» **WORK TO DO**
Write out all lines holding the word "into".
___ DATASET ROWS ___
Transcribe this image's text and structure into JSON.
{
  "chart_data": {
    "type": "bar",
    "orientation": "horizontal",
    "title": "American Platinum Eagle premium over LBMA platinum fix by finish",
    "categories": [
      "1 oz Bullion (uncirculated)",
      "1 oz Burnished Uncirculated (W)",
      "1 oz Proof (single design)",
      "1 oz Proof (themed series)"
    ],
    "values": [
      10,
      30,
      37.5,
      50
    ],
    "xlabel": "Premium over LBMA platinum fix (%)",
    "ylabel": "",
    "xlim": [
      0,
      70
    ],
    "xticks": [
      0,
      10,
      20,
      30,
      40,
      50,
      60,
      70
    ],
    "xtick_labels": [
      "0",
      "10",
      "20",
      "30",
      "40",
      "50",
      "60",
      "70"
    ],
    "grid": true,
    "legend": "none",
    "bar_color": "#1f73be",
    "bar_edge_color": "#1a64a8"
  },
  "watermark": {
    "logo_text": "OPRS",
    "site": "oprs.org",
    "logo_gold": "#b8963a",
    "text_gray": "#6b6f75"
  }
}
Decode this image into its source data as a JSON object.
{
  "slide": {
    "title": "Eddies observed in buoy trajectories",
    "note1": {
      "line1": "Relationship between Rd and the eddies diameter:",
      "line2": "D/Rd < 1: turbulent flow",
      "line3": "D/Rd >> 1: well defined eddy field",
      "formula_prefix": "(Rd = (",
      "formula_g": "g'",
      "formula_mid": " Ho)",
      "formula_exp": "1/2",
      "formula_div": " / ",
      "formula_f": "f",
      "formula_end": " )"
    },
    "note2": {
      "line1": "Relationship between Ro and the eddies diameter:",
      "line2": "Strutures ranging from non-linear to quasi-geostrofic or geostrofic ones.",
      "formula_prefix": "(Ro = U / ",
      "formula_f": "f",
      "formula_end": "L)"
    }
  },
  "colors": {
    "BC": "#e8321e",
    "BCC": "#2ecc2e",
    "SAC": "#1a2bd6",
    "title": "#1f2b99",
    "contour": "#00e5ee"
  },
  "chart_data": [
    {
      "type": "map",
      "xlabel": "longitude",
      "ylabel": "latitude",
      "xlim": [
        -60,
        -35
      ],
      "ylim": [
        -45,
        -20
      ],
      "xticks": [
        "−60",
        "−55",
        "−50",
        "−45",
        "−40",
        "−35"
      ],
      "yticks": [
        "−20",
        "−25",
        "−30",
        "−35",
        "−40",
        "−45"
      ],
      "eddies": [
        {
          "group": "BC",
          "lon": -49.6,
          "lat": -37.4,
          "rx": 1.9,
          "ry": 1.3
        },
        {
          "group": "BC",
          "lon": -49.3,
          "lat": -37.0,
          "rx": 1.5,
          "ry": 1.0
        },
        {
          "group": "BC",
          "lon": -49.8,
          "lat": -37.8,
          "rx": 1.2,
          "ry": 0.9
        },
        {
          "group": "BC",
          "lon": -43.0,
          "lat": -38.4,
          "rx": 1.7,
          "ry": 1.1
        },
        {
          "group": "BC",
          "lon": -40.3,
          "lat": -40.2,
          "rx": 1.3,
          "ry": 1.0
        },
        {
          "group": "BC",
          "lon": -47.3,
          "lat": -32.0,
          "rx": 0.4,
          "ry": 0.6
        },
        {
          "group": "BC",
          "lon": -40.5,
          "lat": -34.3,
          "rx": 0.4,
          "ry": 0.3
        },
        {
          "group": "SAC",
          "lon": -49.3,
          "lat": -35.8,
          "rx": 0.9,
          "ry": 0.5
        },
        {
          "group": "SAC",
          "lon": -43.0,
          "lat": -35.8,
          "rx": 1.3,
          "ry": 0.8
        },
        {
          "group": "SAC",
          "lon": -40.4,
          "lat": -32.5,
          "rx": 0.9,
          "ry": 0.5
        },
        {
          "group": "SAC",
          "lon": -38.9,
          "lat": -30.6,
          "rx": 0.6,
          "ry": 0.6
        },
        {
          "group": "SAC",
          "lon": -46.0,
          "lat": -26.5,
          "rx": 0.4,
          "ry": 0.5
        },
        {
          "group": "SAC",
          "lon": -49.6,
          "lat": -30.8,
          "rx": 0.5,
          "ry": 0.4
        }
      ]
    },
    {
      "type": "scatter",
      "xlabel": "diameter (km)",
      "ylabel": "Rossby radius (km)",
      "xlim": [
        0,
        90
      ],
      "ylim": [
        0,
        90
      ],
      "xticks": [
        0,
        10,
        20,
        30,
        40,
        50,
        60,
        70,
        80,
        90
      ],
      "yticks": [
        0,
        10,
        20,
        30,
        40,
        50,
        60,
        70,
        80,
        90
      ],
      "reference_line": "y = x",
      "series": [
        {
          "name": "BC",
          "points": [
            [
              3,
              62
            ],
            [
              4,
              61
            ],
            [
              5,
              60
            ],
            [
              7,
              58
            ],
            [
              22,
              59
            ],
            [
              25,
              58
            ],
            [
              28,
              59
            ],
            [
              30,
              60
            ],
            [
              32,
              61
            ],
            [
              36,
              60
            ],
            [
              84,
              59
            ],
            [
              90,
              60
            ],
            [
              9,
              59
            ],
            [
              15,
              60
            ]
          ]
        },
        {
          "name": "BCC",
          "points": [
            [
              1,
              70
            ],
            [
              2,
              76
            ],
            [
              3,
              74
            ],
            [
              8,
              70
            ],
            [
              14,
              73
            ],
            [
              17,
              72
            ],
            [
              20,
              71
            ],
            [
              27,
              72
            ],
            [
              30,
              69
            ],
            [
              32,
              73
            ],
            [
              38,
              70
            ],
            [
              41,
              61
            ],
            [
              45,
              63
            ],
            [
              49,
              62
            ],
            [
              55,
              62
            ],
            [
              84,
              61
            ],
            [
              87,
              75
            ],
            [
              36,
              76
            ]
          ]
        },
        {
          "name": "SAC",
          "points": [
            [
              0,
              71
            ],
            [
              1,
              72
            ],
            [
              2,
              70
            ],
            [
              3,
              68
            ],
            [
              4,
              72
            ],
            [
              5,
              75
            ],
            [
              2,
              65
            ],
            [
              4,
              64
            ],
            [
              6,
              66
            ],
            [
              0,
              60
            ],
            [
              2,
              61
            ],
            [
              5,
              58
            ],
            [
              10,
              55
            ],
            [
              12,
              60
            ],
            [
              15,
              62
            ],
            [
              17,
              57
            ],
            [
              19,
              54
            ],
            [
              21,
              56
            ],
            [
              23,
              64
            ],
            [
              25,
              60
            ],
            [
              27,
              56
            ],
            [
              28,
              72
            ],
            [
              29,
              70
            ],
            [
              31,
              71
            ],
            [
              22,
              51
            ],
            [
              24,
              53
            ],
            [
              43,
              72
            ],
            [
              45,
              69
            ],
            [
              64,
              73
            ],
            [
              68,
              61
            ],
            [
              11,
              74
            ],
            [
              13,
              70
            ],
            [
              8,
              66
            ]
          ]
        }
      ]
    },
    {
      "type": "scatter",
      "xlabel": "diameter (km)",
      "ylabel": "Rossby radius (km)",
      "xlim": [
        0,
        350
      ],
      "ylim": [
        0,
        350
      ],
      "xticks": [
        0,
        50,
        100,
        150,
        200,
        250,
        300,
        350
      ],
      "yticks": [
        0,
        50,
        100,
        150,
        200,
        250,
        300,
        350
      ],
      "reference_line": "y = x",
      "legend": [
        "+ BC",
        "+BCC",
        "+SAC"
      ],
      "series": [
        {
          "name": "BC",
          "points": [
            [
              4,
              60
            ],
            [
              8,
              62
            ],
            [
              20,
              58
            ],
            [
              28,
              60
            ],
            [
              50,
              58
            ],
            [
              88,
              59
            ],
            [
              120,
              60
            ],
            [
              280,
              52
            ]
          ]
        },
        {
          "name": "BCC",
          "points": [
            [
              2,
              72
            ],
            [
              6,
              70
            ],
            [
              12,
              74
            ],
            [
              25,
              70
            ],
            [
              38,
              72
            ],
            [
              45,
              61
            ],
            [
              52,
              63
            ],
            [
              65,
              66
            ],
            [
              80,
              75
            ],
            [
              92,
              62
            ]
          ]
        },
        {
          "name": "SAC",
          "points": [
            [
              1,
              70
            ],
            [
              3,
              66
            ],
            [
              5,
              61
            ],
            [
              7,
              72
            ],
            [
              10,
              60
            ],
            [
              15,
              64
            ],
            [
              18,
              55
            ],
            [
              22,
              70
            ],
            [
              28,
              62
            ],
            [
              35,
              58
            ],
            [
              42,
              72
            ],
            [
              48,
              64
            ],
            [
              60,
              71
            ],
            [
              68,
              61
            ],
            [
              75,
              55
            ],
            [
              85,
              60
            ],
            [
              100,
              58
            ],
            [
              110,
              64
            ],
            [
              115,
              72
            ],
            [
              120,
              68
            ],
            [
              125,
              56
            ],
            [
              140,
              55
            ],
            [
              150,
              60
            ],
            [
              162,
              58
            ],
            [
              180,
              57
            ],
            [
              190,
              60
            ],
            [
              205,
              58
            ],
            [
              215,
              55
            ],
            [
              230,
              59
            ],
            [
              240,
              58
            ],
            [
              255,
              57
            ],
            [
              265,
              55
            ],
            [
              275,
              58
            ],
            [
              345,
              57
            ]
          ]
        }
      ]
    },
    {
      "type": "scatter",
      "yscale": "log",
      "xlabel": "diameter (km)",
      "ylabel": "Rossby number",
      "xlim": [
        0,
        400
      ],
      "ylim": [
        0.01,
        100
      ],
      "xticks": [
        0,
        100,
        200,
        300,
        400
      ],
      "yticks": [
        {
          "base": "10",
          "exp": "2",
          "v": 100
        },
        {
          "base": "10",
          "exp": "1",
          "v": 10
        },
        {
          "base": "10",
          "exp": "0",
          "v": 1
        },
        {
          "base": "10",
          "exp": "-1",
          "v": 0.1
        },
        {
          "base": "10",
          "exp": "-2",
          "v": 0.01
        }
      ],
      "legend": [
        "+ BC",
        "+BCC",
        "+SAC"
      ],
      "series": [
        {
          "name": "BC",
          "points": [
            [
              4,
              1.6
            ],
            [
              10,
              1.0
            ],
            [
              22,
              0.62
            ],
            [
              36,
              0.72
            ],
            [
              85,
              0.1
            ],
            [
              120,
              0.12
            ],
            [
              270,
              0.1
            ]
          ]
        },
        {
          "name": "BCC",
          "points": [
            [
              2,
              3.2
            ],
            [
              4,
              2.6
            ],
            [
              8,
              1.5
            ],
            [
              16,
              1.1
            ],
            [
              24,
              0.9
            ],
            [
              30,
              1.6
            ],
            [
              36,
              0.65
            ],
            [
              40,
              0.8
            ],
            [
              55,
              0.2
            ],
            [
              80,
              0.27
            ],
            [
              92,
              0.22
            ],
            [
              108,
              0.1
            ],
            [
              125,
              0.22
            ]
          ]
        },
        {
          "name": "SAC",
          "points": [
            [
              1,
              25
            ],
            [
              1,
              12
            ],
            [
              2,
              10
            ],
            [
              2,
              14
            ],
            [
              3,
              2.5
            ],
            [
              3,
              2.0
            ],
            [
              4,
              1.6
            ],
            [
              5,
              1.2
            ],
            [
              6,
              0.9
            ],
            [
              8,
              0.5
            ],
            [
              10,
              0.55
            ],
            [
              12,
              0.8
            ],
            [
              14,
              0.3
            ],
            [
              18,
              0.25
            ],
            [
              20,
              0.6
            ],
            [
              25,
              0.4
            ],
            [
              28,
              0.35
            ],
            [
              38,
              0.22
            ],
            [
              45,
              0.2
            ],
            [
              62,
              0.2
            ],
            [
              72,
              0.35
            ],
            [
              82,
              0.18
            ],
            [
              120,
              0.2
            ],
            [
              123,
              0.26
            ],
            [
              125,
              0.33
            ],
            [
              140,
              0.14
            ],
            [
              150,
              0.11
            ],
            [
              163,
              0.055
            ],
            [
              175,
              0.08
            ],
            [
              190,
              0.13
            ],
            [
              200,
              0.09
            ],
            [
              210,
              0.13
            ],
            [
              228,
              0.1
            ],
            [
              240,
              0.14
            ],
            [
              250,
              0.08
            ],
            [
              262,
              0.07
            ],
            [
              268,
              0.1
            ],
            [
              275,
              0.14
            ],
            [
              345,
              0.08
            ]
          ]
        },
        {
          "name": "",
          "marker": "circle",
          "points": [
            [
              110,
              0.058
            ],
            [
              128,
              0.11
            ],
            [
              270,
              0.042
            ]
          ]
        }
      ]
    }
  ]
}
___
» **WRITTEN RESPONSE**
Transcribe this image's text and structure into JSON.
Decode this image into its source data as a JSON object.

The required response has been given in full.